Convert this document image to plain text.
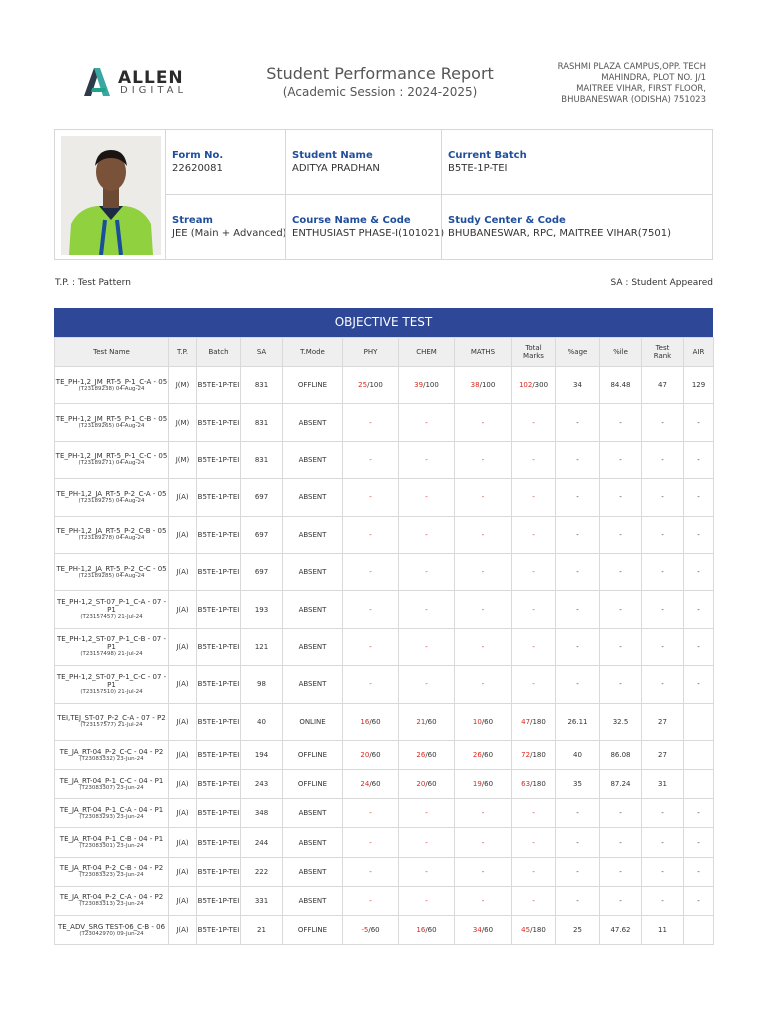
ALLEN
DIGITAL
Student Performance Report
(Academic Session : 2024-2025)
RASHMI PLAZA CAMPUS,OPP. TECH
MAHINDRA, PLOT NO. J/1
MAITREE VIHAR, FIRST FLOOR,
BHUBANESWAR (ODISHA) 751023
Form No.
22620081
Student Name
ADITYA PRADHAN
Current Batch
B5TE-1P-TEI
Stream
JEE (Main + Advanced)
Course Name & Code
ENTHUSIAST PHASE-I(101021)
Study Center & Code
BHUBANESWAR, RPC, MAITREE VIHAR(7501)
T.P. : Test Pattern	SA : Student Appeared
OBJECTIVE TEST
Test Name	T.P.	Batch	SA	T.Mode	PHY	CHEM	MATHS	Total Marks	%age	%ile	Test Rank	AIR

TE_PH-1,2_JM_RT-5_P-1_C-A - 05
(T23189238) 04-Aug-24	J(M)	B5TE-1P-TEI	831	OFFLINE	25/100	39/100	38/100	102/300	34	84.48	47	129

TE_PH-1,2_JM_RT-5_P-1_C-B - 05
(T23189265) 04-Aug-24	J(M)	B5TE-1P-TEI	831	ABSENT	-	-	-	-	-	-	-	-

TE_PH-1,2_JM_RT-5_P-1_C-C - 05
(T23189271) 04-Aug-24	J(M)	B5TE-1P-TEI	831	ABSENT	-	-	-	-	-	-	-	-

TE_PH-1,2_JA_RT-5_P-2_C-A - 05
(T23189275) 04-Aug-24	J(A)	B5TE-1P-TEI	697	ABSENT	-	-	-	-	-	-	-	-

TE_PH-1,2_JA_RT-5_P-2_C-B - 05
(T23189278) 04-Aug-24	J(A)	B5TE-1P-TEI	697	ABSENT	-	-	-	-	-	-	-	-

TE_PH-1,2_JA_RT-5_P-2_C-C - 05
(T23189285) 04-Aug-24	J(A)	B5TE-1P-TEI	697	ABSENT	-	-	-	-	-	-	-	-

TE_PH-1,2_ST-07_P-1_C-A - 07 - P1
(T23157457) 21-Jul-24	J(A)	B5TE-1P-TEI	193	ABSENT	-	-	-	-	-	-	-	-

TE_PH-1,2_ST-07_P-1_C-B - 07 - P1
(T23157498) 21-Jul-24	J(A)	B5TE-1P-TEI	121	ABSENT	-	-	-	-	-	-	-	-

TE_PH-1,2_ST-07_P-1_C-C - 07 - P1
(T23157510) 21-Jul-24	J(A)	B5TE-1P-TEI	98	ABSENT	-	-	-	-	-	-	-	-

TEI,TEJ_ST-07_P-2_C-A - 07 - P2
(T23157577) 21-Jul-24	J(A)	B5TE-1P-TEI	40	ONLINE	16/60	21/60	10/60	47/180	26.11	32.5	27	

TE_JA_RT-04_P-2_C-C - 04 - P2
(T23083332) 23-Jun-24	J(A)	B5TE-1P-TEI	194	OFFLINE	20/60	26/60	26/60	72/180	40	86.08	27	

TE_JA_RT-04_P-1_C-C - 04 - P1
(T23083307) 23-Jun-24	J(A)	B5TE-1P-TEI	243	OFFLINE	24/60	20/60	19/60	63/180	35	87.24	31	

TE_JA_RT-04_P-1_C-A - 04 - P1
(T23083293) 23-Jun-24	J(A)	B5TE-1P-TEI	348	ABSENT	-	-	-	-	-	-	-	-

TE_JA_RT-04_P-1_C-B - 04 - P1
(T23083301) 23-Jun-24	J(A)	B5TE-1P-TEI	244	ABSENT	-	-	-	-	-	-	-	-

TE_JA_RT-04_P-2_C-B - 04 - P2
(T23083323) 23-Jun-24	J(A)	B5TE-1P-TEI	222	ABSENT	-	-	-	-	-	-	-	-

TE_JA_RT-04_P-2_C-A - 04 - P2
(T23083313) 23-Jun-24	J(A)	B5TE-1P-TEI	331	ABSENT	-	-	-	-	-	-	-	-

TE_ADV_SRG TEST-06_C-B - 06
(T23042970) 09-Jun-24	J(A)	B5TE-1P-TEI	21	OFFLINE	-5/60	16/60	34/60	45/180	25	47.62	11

---

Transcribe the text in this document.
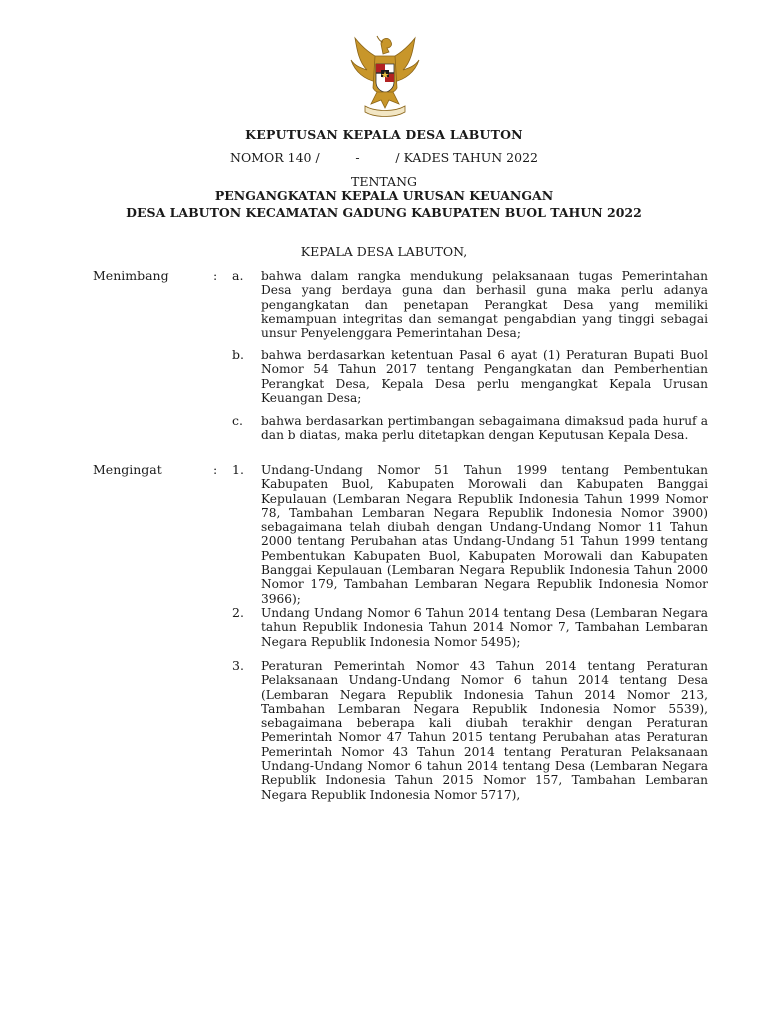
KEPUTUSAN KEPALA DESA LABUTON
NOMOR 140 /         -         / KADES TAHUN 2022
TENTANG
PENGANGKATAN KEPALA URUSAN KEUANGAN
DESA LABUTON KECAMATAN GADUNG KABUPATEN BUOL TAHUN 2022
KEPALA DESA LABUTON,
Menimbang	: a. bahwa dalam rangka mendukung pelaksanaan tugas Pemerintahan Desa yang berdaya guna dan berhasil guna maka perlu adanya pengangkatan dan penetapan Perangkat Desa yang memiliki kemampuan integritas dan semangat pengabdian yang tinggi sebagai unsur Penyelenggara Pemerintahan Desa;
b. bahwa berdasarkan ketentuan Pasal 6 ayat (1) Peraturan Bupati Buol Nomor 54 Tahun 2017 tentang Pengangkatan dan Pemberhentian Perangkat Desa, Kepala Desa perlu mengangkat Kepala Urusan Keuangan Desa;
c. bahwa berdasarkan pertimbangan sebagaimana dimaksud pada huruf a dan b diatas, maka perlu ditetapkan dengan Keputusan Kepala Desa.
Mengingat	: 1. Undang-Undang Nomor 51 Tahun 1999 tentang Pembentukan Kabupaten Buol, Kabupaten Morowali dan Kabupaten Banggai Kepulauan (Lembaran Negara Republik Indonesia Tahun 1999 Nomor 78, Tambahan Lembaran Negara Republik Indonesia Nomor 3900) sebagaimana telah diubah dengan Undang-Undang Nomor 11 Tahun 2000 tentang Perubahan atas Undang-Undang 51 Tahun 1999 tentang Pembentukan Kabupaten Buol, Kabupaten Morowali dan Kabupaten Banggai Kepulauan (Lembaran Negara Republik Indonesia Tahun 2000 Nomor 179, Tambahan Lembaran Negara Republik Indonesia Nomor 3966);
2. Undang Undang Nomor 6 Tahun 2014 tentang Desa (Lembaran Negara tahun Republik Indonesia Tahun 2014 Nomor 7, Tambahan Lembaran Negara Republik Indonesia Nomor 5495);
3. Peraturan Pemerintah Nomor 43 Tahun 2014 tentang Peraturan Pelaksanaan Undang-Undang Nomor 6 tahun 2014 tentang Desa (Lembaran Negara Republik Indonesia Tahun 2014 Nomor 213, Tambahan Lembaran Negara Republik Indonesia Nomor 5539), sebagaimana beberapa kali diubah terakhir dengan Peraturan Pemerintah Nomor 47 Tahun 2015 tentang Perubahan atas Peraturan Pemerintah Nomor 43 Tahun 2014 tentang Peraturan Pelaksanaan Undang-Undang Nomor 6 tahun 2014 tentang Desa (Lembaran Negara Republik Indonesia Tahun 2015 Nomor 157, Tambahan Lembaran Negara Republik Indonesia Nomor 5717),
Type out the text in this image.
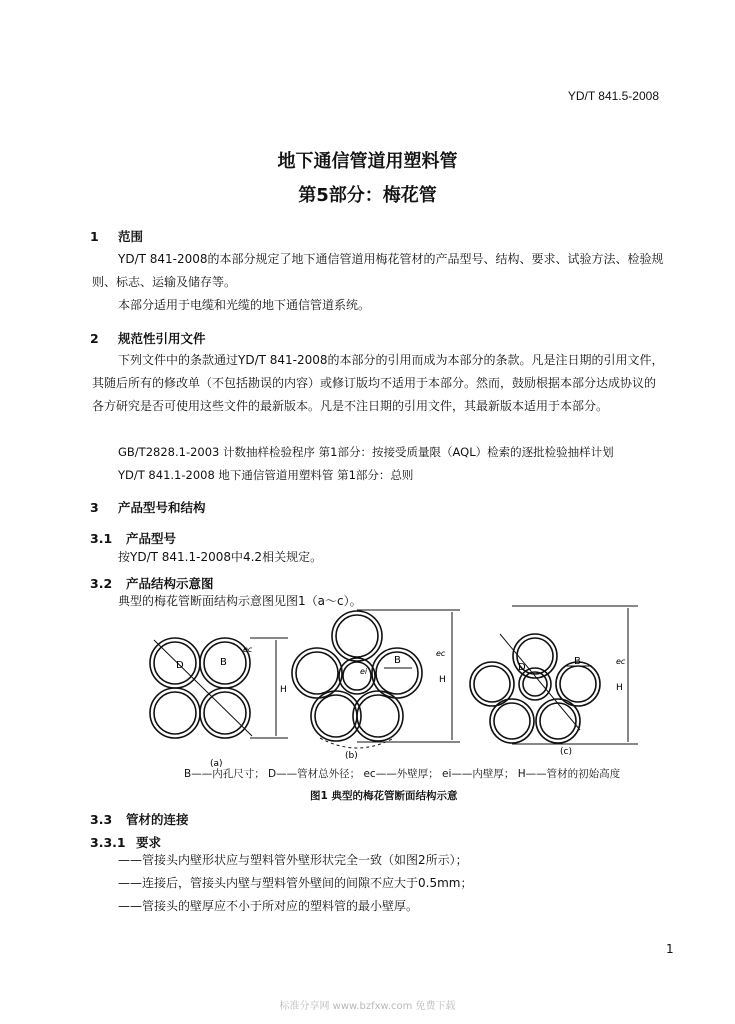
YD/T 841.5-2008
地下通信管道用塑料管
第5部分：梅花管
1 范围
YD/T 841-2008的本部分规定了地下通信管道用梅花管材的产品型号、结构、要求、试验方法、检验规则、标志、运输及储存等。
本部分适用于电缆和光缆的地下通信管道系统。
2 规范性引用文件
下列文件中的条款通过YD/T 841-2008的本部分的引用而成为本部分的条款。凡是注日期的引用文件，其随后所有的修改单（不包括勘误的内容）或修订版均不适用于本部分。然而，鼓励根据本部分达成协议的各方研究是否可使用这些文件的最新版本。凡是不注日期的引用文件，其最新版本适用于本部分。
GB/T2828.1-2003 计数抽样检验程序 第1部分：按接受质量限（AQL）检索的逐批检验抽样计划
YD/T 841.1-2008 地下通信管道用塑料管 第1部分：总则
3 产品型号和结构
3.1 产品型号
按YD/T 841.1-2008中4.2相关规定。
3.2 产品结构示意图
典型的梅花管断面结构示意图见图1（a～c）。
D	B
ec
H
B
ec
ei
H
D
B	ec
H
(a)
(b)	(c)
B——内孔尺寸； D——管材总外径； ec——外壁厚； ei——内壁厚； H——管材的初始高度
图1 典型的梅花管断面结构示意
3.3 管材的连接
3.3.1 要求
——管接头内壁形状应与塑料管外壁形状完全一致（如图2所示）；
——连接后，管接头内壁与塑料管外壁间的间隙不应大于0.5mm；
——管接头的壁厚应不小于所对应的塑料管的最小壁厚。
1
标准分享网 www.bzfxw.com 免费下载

---

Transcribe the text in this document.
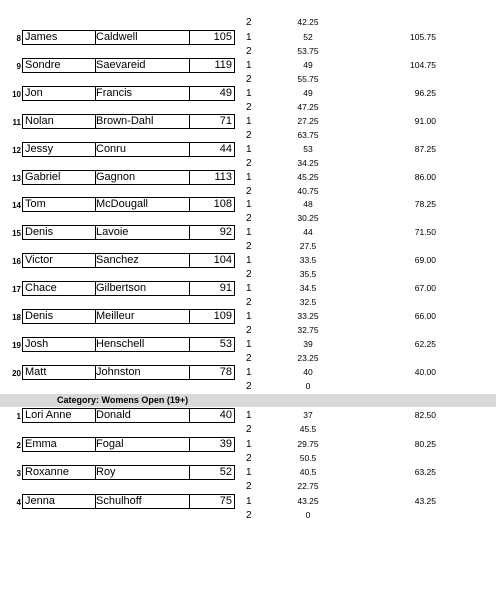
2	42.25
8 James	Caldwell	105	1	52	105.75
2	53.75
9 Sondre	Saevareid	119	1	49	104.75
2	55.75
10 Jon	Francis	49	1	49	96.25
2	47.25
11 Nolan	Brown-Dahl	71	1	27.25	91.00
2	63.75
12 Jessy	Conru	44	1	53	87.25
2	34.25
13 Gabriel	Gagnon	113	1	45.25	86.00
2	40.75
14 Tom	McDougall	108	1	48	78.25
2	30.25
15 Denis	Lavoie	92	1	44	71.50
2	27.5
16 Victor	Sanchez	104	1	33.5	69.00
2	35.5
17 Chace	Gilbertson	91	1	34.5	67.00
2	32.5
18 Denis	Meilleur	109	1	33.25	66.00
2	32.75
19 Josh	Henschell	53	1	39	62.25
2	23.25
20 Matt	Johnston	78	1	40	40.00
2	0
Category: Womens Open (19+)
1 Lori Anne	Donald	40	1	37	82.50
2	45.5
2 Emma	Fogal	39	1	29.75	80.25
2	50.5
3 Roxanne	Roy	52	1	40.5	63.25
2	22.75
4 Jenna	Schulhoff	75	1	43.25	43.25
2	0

# PROBLEM DESCRIPTION:
Select the lines that carry the string "Negara" and copy them.

# REPLY:
Mengingat	: 1. Undang-Undang Nomor 51 Tahun 1999 tentang Pembentukan Kabupaten Buol, Kabupaten Morowali dan Kabupaten Banggai Kepulauan (Lembaran Negara Republik Indonesia Tahun 1999 Nomor 78, Tambahan Lembaran Negara Republik Indonesia Nomor 3900) sebagaimana telah diubah dengan Undang-Undang Nomor 11 Tahun 2000 tentang Perubahan atas Undang-Undang 51 Tahun 1999 tentang Pembentukan Kabupaten Buol, Kabupaten Morowali dan Kabupaten Banggai Kepulauan (Lembaran Negara Republik Indonesia Tahun 2000 Nomor 179, Tambahan Lembaran Negara Republik Indonesia Nomor 3966);
2. Undang Undang Nomor 6 Tahun 2014 tentang Desa (Lembaran Negara tahun Republik Indonesia Tahun 2014 Nomor 7, Tambahan Lembaran Negara Republik Indonesia Nomor 5495);
3. Peraturan Pemerintah Nomor 43 Tahun 2014 tentang Peraturan Pelaksanaan Undang-Undang Nomor 6 tahun 2014 tentang Desa (Lembaran Negara Republik Indonesia Tahun 2014 Nomor 213, Tambahan Lembaran Negara Republik Indonesia Nomor 5539), sebagaimana beberapa kali diubah terakhir dengan Peraturan Pemerintah Nomor 47 Tahun 2015 tentang Perubahan atas Peraturan Pemerintah Nomor 43 Tahun 2014 tentang Peraturan Pelaksanaan Undang-Undang Nomor 6 tahun 2014 tentang Desa (Lembaran Negara Republik Indonesia Tahun 2015 Nomor 157, Tambahan Lembaran Negara Republik Indonesia Nomor 5717),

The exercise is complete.